* [EXERCISE DETAILS]:
Report all lines holding "flag".

* [ENTRIES SUPPLIED]:
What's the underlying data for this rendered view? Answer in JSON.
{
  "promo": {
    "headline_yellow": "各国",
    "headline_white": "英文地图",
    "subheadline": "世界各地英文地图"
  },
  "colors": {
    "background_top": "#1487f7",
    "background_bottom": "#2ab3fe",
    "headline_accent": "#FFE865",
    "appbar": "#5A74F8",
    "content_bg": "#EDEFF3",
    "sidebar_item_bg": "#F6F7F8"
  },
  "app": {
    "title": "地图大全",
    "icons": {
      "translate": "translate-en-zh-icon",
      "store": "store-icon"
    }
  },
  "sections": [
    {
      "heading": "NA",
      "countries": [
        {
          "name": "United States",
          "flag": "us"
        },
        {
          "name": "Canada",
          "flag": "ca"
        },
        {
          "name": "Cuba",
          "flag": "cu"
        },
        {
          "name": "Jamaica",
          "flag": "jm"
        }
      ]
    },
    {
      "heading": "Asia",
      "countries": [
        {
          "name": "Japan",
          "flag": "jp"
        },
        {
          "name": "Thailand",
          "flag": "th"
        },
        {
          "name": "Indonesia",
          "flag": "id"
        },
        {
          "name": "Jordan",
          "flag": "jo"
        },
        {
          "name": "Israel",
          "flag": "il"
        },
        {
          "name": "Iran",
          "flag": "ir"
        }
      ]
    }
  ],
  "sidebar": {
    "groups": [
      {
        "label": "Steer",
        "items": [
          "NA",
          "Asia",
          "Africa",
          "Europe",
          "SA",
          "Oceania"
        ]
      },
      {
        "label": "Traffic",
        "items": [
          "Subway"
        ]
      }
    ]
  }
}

* [EXERCISE OUTPUT]:
          "flag": "us"
          "flag": "ca"
          "flag": "cu"
          "flag": "jm"
          "flag": "jp"
          "flag": "th"
          "flag": "id"
          "flag": "jo"
          "flag": "il"
          "flag": "ir"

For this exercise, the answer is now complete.